:: Data for processing ::

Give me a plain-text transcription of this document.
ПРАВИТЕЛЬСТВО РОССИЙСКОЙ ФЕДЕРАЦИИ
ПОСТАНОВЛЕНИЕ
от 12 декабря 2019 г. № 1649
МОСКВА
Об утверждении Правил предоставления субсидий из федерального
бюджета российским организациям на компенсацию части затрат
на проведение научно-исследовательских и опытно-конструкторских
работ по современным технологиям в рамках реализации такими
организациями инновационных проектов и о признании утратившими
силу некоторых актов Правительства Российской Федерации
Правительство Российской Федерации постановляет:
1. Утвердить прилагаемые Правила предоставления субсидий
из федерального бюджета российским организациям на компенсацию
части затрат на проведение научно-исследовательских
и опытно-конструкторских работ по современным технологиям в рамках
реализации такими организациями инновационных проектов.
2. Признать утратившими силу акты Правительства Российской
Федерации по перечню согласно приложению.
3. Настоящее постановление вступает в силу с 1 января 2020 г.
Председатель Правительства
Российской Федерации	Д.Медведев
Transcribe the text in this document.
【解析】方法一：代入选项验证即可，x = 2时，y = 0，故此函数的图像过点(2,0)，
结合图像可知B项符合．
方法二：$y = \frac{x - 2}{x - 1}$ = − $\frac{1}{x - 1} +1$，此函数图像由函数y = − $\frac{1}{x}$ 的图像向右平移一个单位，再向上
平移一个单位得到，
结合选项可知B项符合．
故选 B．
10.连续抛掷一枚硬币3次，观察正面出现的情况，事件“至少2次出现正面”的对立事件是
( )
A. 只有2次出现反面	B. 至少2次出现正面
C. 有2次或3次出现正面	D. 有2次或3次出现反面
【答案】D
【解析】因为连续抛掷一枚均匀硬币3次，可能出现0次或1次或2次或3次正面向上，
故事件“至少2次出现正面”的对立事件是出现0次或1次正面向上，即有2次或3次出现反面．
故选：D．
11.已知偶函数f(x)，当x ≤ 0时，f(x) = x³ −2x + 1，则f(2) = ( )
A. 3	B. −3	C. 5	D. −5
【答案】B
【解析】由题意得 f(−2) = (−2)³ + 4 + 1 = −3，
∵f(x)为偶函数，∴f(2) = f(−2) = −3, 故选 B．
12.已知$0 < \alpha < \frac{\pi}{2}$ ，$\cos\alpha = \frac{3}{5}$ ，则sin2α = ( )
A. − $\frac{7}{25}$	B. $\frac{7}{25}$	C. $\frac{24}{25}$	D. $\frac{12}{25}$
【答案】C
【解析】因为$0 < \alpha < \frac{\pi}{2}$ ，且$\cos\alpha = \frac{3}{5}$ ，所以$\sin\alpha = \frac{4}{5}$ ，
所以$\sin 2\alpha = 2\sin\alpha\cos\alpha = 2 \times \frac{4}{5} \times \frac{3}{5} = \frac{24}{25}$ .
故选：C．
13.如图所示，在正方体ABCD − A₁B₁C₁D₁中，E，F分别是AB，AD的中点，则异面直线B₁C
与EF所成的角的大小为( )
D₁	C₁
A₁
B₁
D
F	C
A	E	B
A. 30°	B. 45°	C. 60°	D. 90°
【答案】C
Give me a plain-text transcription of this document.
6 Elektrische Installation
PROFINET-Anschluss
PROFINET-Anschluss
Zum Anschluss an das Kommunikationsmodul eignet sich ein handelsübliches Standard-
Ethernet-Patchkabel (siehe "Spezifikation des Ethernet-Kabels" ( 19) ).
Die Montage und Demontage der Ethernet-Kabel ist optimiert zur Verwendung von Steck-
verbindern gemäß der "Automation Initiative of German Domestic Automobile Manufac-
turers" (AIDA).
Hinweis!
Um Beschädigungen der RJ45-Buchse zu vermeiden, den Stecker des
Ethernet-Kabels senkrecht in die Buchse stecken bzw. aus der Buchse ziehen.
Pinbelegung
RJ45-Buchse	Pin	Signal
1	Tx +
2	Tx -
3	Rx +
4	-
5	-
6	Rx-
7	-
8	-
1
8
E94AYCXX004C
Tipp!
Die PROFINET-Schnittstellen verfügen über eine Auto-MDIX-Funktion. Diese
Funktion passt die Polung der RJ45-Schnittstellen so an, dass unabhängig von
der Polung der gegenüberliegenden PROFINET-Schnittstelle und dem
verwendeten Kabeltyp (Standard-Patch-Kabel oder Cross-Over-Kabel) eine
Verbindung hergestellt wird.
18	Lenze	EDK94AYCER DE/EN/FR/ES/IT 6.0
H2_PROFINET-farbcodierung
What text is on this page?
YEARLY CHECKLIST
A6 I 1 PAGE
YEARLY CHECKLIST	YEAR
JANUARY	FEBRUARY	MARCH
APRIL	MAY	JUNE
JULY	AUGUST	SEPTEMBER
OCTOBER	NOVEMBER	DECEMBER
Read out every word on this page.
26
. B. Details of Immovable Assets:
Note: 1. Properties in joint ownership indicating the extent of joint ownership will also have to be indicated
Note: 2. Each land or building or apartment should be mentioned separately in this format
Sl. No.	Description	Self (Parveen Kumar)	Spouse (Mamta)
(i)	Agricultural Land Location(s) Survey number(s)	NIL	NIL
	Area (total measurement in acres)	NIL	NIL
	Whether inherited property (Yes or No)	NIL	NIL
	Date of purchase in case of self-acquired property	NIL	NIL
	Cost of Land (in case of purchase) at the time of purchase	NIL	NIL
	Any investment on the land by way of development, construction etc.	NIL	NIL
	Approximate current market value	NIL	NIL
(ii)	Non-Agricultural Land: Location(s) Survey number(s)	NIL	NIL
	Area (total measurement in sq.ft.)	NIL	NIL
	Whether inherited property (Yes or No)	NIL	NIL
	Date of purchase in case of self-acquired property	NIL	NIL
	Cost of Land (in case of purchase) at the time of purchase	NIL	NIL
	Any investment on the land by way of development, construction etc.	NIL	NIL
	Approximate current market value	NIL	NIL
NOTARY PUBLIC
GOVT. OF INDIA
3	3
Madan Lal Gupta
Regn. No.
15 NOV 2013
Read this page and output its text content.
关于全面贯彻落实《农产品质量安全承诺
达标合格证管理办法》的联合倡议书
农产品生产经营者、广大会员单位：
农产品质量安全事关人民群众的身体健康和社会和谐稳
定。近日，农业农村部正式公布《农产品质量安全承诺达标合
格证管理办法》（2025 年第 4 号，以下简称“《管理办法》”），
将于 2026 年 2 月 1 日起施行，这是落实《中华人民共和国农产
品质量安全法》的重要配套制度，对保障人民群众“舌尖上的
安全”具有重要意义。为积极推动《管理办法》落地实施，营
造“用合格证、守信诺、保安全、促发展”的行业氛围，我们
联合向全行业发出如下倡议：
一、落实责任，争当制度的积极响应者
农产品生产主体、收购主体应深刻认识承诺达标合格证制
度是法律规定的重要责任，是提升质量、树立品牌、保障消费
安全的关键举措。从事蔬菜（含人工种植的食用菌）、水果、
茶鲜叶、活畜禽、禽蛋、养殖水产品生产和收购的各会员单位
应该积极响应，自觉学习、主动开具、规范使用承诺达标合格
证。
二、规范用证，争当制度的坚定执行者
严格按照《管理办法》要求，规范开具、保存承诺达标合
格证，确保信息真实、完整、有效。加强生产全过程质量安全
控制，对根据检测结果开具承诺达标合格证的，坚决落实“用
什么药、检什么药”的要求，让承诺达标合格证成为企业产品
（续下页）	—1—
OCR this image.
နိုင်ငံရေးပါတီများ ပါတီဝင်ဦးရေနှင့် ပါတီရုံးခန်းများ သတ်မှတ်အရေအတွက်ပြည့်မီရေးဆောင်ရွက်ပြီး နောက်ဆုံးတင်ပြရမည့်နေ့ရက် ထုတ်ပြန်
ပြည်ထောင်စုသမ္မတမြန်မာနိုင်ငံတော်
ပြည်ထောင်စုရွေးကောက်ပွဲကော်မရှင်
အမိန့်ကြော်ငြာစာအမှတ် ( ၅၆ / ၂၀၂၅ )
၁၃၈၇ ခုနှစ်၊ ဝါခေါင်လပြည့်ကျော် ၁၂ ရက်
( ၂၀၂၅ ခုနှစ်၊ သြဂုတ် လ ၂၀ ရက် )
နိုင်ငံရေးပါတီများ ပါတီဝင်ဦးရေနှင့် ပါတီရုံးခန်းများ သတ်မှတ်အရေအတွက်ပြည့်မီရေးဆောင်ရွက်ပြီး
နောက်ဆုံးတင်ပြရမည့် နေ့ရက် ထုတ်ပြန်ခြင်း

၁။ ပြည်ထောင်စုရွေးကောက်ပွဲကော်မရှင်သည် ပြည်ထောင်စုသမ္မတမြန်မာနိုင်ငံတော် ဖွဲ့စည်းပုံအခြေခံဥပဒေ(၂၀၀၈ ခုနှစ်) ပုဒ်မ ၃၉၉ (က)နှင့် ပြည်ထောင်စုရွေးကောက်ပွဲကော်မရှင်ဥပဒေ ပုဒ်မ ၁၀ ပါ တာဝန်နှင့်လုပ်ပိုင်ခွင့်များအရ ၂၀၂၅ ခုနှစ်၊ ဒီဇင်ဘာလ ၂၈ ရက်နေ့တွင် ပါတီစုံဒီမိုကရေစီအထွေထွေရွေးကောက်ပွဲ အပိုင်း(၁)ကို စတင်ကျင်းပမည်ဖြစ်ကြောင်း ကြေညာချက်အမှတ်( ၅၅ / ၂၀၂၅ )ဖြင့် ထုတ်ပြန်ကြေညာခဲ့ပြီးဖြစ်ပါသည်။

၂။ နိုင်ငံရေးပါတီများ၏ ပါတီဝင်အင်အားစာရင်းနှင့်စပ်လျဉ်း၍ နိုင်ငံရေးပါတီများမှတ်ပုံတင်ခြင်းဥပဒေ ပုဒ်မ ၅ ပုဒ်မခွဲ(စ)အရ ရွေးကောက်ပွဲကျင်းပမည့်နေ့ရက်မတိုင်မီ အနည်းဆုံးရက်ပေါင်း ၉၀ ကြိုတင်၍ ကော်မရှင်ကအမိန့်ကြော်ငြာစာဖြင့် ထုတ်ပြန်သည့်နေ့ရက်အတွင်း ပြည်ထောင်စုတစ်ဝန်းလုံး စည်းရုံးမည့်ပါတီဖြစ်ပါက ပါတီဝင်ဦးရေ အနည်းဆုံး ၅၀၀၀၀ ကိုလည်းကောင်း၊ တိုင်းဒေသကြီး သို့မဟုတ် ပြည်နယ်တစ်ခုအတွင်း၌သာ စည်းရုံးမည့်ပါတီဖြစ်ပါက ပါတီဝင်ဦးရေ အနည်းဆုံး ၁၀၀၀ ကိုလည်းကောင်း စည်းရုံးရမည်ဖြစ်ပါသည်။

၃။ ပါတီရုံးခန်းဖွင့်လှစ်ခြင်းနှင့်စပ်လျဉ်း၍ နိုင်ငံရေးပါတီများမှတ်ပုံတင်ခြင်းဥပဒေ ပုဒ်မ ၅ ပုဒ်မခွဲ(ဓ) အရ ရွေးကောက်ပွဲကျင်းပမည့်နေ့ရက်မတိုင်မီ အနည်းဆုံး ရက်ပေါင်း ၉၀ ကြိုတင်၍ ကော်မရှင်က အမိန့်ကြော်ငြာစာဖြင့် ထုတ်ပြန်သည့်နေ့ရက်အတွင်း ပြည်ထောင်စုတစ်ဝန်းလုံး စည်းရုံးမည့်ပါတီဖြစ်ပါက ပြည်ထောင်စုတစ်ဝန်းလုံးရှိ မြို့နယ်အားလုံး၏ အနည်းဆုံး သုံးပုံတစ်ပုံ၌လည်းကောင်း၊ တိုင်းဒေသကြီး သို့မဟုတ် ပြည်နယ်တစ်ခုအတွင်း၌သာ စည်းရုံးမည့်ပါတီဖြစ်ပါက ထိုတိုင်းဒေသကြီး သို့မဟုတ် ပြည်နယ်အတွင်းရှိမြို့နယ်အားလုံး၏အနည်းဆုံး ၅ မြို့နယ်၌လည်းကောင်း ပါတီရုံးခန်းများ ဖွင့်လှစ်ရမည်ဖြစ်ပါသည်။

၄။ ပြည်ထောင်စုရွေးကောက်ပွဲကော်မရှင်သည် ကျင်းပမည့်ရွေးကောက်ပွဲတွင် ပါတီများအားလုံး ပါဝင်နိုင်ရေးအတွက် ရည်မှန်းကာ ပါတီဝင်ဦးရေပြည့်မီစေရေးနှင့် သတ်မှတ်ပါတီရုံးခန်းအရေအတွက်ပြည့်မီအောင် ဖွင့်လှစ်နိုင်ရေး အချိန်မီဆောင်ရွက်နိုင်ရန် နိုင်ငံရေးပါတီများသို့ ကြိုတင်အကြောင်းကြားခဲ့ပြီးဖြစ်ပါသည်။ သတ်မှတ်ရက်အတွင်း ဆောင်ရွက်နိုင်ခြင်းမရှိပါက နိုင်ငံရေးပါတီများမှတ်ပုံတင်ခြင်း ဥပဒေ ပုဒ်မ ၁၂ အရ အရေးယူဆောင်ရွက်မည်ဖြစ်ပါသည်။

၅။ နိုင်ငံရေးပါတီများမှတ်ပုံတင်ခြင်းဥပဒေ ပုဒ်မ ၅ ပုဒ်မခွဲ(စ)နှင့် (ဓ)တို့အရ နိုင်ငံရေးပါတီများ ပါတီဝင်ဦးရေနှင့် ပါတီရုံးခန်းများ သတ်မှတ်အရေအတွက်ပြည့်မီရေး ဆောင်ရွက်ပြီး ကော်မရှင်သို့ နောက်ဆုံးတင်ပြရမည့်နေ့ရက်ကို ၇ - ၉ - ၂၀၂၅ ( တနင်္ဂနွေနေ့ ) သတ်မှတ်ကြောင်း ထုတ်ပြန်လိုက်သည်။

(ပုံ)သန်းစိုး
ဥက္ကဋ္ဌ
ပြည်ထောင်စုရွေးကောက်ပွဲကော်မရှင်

:::

_Directive_. List all lines from the entries that include the word "Location".

_Right answer_.
(i)	Agricultural Land Location(s) Survey number(s)	NIL	NIL
(ii)	Non-Agricultural Land: Location(s) Survey number(s)	NIL	NIL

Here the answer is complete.